### TRAVAIL DEMANDÉ
1. Selon la décision, qui a tranché cette affaire ?
2. Renvoyez tel quel le passage de la décision qui s'ouvre sur les mots contenant "Pour le répondant" et se termine par "Canada Limitée (Securicor).".

### TEXTE
..............................

Securicor Canada Limitée
répondant
___________________________
No de la décision 06-007
Le 10 mars 2006

Cette affaire a été décidée par Katia Néron, agent d'appel, sur la base des documents présentés par les parties et par l'agent de santé et de sécurité.

Pour les requérants
Pascal Jean, conseiller syndical, Fédération des employées et employés de services publics inc. (CSN)
Jean-François Boudreault, agent de transport des valeurs
Denis Berneche, agent de transport des valeurs
Éric Laroche, agent de transport des valeurs et membre employé du comité local de santé et de sécurité

Pour le répondant
Dany St-Martin, directeur de région, Securicor Canada Limitée
François Samson, directeur de section, Securicor Canada Limitée, et coprésident employeur du comité local de santé et de sécurité

Agent de santé et de sécurité
Mario Thibault, Ressources humaines et Développement des compétences Canada,
programme du Travail, Montréal (Québec)

[1] Cette affaire concerne un appel déposé le 22 novembre 2004 en vertu du paragraphe 129(7) du Code canadien du travail, partie II (le Code), par Jean-François Boudreault, agent de transport des valeurs chez Securicor Canada Limitée (Securicor).

[2] J. F. Boudreault a déposé cet appel à l'encontre d'une décision d'absence de danger rendue par l'agent de santé et de sécurité Mario Thibault à la suite de son enquête sur le refus de travailler de l'employé fait le 22 novembre 2004.

[3] Selon le rapport d'enquête de l'agent de santé et de sécurité Thibault, J. F. Boudreault avait été assigné, en compagnie de Denis Berneche, également agent de transport des valeurs, vers 13 h 25, le 22 novembre 2004, à la livraison de cartes d'autobus et de métro à une épicerie IGA située rue Hochelaga, à Montréal.

[4] Toujours selon le rapport de l'agent de santé et de sécurité Thibault, J. F. Boudreault et D. Berneche ont tous deux refusé d'exécuter cette tâche parce qu'ils croyaient que leur sécurité était en péril pour les motifs suivants :

  • la formation reçue par J. F. Boudreault et D. Berneche portait à l'origine sur le travail effectué par équipe de trois : le chauffeur du camion, le messager et le garde;
  • J. F. Boudreault devait maintenant agir comme messager, soit sortir seul du camion, sans être accompagné du garde, en tenant des sacs pleins de valeurs, identiques aux sacs contenant de l'argent;
  • le camion des agents n'était pas muni d'une alarme permettant de le laisser sans surveillance. De plus, la portière du conducteur pouvait être ouverte de l'extérieur sans l'aide d'une clé car la serrure en était brisée;
  • cela pouvait prendre plus de cinq minutes avant que quelqu'un s'occupe des agents une fois ceux-ci rendus à l'épicerie;
  • l'itinéraire suivi pour se rendre au point de livraison ne variait pas d'une fois à l'autre et, si des voleurs planifiaient un braquage, ils choisiraient de le faire lorsque la livraison serait effectuée par un seul agent armé, plutôt que deux.

..............................

### DONNÉES FOURNIES
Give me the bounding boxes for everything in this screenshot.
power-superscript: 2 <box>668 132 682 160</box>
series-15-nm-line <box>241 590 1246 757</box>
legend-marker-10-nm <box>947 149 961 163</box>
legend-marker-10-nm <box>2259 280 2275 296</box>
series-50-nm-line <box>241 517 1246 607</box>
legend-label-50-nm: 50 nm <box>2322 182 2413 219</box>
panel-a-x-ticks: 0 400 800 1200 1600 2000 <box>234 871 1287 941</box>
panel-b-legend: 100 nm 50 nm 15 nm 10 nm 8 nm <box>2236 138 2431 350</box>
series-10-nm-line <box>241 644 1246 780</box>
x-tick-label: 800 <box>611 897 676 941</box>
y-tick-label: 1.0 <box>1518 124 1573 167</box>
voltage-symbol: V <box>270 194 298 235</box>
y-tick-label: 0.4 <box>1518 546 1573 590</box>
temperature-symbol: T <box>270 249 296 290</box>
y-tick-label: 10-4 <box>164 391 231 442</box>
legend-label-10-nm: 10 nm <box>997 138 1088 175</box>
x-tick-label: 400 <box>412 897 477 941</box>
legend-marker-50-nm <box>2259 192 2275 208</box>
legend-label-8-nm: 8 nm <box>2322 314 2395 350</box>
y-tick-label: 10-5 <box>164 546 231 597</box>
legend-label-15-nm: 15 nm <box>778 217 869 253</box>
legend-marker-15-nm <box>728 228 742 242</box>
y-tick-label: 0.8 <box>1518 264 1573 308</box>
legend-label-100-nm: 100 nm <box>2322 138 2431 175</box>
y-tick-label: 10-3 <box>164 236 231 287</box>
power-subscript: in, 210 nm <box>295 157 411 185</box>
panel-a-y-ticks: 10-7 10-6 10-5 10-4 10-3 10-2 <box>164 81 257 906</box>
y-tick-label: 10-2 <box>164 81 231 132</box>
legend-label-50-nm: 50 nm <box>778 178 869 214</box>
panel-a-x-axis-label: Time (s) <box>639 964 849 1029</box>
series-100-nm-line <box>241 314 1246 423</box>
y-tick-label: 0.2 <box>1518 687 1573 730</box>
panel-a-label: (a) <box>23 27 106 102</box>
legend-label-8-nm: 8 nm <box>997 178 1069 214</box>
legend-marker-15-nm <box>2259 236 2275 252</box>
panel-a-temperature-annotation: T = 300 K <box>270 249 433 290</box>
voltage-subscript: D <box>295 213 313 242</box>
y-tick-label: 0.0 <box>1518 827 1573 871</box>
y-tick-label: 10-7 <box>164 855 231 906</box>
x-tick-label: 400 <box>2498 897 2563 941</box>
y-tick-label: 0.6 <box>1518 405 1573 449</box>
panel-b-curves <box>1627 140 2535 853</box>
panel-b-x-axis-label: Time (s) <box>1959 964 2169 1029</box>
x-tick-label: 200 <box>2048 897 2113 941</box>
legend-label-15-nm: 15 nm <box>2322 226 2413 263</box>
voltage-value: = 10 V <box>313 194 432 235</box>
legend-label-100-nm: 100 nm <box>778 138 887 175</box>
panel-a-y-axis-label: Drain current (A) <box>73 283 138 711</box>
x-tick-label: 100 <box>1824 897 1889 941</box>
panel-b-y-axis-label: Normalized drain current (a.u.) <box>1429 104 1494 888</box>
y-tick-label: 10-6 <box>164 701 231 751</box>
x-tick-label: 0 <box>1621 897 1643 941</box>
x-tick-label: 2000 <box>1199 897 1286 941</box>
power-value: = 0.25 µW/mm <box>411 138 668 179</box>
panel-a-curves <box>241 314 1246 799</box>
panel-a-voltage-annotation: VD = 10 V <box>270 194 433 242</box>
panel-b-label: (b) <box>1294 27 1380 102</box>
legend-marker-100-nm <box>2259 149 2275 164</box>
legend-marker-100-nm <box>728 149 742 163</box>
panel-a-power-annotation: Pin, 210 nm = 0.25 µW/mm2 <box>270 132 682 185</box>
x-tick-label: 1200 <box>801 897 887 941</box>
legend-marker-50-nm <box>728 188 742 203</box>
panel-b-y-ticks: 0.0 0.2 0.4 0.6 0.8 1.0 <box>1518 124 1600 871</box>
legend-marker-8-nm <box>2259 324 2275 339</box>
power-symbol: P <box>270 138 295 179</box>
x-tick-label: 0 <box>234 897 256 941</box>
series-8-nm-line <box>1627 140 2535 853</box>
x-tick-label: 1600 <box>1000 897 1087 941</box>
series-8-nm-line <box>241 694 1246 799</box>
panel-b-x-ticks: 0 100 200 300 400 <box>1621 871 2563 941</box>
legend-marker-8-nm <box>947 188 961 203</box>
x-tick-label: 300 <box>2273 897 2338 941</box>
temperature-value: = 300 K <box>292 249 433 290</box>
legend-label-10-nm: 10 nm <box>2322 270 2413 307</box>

..............................

### CORRIGÉ DÉTAILLÉ
1. Katia Néron, agent d'appel.

2.
Pour le répondant
Dany St-Martin, directeur de région, Securicor Canada Limitée
François Samson, directeur de section, Securicor Canada Limitée, et coprésident employeur du comité local de santé et de sécurité

Agent de santé et de sécurité
Mario Thibault, Ressources humaines et Développement des compétences Canada,
programme du Travail, Montréal (Québec)

[1] Cette affaire concerne un appel déposé le 22 novembre 2004 en vertu du paragraphe 129(7) du Code canadien du travail, partie II (le Code), par Jean-François Boudreault, agent de transport des valeurs chez Securicor Canada Limitée (Securicor).